DATA SUPPLIED:
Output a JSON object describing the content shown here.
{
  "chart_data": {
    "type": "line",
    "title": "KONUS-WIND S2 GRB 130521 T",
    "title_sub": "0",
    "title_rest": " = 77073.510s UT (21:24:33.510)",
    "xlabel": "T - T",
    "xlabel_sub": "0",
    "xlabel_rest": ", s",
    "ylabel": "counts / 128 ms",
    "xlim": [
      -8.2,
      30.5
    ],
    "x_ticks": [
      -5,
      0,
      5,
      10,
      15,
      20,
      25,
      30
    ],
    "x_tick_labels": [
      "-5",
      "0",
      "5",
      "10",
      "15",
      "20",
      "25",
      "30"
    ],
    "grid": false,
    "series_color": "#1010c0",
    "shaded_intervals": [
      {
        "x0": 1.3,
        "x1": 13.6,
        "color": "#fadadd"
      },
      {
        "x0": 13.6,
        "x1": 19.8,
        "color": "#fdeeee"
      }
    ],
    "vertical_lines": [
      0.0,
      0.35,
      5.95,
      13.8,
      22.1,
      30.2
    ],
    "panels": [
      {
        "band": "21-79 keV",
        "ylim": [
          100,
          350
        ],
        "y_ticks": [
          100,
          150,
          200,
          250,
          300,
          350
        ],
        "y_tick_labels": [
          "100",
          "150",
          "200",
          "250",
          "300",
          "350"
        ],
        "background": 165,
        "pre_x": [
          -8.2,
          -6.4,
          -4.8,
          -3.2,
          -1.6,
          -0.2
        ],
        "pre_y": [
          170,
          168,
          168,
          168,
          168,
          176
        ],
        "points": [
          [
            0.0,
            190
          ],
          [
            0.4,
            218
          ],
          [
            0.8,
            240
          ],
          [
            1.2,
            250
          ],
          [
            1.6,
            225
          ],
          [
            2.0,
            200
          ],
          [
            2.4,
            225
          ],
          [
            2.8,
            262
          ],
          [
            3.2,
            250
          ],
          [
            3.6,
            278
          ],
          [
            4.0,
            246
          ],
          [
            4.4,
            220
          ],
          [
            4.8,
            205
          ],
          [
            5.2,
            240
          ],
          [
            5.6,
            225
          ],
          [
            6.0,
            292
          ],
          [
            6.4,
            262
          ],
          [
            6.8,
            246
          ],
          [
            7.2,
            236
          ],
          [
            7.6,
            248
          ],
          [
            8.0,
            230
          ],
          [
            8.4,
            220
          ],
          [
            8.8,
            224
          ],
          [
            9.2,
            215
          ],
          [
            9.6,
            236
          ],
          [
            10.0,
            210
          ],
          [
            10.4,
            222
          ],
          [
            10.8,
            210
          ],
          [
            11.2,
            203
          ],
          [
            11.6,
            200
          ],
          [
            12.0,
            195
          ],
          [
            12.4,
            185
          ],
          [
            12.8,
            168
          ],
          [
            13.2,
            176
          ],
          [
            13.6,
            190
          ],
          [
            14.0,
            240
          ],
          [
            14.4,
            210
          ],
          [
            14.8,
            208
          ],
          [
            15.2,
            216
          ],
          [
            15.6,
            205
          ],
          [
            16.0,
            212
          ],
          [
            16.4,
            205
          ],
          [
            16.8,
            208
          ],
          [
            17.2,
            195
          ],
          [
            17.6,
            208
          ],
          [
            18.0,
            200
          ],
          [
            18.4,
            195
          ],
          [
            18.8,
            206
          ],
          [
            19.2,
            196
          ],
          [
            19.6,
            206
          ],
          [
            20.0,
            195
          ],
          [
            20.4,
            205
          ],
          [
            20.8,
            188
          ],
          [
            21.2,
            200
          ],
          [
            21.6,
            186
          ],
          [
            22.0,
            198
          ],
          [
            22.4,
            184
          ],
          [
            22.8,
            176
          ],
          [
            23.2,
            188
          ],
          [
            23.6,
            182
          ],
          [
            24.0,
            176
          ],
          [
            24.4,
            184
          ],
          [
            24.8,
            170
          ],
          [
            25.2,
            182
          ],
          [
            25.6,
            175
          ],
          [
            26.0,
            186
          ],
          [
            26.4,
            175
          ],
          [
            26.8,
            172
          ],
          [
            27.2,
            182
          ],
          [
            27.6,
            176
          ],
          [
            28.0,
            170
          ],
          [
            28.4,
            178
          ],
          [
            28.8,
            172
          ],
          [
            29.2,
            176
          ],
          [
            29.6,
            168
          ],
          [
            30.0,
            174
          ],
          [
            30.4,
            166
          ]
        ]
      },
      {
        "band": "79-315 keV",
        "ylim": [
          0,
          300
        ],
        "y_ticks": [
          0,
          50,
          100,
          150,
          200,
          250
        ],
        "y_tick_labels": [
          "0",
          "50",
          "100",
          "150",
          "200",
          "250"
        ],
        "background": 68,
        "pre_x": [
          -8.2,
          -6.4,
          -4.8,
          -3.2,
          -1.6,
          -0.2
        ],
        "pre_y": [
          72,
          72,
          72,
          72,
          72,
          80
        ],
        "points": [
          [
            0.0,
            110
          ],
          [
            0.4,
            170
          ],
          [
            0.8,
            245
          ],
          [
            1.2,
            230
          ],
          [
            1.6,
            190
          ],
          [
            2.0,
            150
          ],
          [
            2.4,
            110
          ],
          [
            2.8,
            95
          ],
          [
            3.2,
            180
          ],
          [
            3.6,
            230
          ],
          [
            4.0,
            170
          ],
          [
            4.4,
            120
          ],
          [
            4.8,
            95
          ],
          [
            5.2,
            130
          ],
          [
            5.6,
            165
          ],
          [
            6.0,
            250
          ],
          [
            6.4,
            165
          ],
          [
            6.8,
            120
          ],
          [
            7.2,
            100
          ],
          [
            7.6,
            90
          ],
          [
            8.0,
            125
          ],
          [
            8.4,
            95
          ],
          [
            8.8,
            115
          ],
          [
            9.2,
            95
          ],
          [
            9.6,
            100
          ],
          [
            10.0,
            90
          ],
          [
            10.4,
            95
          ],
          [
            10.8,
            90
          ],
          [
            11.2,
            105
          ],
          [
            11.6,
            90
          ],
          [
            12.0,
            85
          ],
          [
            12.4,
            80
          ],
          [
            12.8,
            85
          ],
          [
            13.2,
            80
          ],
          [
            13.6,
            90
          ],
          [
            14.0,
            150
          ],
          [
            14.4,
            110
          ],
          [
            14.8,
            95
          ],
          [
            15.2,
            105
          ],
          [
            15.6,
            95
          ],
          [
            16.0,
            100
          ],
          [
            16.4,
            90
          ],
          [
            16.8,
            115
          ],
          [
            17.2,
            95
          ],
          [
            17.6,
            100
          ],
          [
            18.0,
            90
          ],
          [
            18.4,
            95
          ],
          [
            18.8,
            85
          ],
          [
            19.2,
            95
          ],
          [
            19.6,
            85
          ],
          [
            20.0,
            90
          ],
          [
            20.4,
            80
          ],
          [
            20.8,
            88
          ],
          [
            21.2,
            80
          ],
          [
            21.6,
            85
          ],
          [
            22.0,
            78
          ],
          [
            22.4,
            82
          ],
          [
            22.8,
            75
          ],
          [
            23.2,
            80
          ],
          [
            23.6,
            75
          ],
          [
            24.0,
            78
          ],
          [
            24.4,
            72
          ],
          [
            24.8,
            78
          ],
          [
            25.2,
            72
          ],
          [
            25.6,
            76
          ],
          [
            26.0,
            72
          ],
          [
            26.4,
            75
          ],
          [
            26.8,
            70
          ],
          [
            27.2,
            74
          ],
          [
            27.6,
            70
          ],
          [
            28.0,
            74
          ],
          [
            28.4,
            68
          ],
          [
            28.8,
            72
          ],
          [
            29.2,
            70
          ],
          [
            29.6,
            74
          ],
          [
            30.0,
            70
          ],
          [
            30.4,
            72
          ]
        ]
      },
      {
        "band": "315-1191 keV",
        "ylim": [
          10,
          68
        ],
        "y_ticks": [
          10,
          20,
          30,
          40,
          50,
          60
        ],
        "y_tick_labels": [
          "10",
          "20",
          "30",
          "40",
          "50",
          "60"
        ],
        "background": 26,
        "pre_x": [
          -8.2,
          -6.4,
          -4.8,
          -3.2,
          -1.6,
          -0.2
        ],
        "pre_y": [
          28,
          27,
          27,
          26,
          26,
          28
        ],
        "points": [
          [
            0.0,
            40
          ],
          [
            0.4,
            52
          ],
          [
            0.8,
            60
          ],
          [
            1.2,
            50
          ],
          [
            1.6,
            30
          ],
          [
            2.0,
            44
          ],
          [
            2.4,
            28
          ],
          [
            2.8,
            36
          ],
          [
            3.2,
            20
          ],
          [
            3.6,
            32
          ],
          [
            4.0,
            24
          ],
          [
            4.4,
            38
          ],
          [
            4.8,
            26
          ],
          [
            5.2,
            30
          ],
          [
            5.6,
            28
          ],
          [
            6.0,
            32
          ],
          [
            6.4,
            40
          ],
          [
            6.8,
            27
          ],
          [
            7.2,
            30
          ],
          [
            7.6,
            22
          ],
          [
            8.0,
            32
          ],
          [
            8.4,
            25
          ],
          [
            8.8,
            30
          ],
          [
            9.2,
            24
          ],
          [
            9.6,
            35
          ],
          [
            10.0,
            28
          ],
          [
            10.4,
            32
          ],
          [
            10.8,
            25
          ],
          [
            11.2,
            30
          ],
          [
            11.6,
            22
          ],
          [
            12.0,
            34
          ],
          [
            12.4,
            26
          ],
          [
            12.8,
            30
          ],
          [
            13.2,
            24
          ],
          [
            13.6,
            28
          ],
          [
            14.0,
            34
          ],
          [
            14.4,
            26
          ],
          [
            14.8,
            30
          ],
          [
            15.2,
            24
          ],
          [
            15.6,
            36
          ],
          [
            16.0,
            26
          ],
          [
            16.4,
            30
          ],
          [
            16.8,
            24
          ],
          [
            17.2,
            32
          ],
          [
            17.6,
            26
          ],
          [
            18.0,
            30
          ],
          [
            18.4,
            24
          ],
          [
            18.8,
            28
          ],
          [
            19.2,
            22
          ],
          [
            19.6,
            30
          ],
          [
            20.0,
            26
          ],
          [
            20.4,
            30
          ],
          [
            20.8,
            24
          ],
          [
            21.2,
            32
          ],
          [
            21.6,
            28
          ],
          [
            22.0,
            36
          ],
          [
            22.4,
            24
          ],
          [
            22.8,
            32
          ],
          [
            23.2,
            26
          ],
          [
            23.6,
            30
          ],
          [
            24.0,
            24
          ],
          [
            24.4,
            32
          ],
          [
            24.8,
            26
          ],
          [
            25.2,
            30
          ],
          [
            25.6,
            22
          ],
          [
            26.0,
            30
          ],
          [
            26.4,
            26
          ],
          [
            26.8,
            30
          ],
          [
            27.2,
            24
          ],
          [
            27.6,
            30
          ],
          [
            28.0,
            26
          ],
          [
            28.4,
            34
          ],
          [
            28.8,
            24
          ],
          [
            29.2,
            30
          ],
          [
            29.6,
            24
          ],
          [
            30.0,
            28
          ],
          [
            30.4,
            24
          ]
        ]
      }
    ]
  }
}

YOUR TASK: Go through the material and select each line with the string "background" in it.

THE RESPONSE:
        "background": 165,
        "background": 68,
        "background": 26,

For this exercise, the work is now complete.